§ **Aim of the exercise**: You are to retype all of the data exactly as it appears.

§ **Data for this exercise**:

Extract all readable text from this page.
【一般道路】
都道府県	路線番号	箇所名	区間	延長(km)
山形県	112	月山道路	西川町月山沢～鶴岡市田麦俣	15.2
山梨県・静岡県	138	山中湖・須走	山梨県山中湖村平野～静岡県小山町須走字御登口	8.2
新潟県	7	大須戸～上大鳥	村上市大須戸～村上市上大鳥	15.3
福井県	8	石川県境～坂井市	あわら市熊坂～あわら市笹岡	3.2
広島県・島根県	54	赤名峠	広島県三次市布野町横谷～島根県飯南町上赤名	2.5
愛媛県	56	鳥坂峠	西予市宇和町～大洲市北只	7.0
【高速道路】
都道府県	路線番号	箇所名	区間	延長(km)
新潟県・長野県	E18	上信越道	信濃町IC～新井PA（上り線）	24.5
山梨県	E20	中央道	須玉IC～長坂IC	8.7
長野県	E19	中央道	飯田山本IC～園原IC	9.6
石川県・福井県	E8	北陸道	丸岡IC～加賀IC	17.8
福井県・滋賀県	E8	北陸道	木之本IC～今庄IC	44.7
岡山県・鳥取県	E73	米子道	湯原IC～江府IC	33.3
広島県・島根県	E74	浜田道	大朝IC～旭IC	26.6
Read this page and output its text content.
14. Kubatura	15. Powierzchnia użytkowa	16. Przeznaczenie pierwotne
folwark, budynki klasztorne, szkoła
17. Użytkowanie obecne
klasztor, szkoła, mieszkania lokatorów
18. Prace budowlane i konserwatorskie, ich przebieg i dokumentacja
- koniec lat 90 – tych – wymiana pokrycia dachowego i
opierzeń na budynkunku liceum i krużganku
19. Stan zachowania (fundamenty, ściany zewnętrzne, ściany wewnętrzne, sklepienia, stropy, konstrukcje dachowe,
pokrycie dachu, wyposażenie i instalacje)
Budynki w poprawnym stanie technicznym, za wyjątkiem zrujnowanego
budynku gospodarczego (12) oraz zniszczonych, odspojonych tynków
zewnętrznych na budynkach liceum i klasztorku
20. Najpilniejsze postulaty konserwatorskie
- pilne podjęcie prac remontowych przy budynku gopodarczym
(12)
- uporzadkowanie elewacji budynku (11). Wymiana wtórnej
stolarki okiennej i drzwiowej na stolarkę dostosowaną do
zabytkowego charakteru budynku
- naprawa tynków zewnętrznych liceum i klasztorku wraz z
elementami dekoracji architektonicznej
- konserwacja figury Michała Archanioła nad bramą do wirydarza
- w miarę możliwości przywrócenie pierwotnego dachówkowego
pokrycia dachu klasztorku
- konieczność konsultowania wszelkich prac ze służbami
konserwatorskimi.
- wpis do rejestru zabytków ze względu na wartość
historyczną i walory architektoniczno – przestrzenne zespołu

§ **Task result**:
Extract all readable text from this page.
【一般道路】
都道府県	路線番号	箇所名	区間	延長(km)
山形県	112	月山道路	西川町月山沢～鶴岡市田麦俣	15.2
山梨県・静岡県	138	山中湖・須走	山梨県山中湖村平野～静岡県小山町須走字御登口	8.2
新潟県	7	大須戸～上大鳥	村上市大須戸～村上市上大鳥	15.3
福井県	8	石川県境～坂井市	あわら市熊坂～あわら市笹岡	3.2
広島県・島根県	54	赤名峠	広島県三次市布野町横谷～島根県飯南町上赤名	2.5
愛媛県	56	鳥坂峠	西予市宇和町～大洲市北只	7.0
【高速道路】
都道府県	路線番号	箇所名	区間	延長(km)
新潟県・長野県	E18	上信越道	信濃町IC～新井PA（上り線）	24.5
山梨県	E20	中央道	須玉IC～長坂IC	8.7
長野県	E19	中央道	飯田山本IC～園原IC	9.6
石川県・福井県	E8	北陸道	丸岡IC～加賀IC	17.8
福井県・滋賀県	E8	北陸道	木之本IC～今庄IC	44.7
岡山県・鳥取県	E73	米子道	湯原IC～江府IC	33.3
広島県・島根県	E74	浜田道	大朝IC～旭IC	26.6
Read this page and output its text content.
14. Kubatura	15. Powierzchnia użytkowa	16. Przeznaczenie pierwotne
folwark, budynki klasztorne, szkoła
17. Użytkowanie obecne
klasztor, szkoła, mieszkania lokatorów
18. Prace budowlane i konserwatorskie, ich przebieg i dokumentacja
- koniec lat 90 – tych – wymiana pokrycia dachowego i
opierzeń na budynkunku liceum i krużganku
19. Stan zachowania (fundamenty, ściany zewnętrzne, ściany wewnętrzne, sklepienia, stropy, konstrukcje dachowe,
pokrycie dachu, wyposażenie i instalacje)
Budynki w poprawnym stanie technicznym, za wyjątkiem zrujnowanego
budynku gospodarczego (12) oraz zniszczonych, odspojonych tynków
zewnętrznych na budynkach liceum i klasztorku
20. Najpilniejsze postulaty konserwatorskie
- pilne podjęcie prac remontowych przy budynku gopodarczym
(12)
- uporzadkowanie elewacji budynku (11). Wymiana wtórnej
stolarki okiennej i drzwiowej na stolarkę dostosowaną do
zabytkowego charakteru budynku
- naprawa tynków zewnętrznych liceum i klasztorku wraz z
elementami dekoracji architektonicznej
- konserwacja figury Michała Archanioła nad bramą do wirydarza
- w miarę możliwości przywrócenie pierwotnego dachówkowego
pokrycia dachu klasztorku
- konieczność konsultowania wszelkich prac ze służbami
konserwatorskimi.
- wpis do rejestru zabytków ze względu na wartość
historyczną i walory architektoniczno – przestrzenne zespołu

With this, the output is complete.